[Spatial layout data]
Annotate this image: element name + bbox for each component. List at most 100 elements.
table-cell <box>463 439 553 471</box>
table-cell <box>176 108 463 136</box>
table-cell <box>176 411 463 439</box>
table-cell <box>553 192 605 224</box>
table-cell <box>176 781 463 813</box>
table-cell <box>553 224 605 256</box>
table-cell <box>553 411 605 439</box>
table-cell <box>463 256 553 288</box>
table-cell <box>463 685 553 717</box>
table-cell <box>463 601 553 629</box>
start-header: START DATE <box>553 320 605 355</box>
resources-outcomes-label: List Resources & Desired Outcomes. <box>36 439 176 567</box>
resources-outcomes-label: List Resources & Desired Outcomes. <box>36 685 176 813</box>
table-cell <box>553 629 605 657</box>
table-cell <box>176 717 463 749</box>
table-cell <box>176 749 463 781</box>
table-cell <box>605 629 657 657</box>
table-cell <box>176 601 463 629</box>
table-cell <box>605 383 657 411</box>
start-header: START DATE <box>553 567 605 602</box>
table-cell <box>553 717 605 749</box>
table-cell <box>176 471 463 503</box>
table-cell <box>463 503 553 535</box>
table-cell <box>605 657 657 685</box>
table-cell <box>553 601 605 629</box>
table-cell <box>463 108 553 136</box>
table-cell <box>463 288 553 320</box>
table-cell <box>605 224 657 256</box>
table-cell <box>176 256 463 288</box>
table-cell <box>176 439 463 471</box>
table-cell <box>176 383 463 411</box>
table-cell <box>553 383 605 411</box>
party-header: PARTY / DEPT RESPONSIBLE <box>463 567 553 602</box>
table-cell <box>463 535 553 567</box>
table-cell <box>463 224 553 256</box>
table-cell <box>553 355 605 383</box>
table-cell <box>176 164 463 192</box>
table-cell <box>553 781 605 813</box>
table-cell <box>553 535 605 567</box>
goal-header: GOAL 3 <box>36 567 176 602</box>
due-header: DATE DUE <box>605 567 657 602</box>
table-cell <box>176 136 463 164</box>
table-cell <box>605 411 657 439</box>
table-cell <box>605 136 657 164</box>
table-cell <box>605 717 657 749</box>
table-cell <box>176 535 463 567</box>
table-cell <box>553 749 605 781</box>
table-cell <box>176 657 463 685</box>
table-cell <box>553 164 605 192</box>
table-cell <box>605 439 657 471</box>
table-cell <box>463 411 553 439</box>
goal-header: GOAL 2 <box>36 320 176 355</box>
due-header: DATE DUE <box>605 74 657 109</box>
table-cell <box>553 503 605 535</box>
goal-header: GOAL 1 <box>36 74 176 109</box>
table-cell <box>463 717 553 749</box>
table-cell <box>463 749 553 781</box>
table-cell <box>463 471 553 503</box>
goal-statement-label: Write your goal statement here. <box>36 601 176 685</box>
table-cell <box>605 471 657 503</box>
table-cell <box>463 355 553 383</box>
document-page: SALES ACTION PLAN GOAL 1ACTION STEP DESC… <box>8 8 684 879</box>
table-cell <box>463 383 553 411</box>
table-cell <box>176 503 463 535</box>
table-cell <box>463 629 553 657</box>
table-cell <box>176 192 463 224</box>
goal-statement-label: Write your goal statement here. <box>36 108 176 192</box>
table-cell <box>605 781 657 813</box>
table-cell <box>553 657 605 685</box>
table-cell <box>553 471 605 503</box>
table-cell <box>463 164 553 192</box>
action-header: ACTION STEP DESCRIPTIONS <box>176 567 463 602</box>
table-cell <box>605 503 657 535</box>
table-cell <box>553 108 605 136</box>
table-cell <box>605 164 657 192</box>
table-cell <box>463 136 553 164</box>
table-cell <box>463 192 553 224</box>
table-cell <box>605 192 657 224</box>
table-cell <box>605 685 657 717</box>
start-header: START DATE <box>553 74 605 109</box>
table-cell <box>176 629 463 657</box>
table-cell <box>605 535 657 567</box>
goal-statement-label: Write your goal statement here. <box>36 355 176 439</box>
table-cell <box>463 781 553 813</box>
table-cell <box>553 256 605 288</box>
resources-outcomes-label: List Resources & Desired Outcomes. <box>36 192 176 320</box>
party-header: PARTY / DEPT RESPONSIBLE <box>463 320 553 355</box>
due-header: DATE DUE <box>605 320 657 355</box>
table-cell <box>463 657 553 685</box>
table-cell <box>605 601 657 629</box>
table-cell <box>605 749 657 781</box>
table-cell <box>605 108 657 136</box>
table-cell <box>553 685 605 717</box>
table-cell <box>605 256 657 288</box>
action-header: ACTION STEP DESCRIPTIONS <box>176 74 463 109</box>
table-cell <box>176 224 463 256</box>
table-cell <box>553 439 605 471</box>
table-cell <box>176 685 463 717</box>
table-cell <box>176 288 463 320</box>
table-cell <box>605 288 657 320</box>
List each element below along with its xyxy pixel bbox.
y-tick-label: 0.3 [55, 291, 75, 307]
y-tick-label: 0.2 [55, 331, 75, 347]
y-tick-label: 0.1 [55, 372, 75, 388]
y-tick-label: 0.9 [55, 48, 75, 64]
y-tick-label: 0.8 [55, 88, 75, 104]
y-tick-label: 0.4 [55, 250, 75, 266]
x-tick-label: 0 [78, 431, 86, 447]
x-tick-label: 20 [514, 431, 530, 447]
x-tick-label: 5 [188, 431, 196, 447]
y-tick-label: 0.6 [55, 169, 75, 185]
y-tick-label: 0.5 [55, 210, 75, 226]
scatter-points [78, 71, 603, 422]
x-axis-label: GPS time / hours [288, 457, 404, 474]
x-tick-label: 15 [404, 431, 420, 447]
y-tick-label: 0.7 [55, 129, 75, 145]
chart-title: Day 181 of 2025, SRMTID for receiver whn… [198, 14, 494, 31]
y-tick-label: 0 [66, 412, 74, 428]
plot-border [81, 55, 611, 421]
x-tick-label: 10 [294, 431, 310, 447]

WHAT YOU ARE ASKED TO DO -> How many lines in the material above contain the string "resources"? Reply with the count alone.

SOLVED PROBLEM -> 3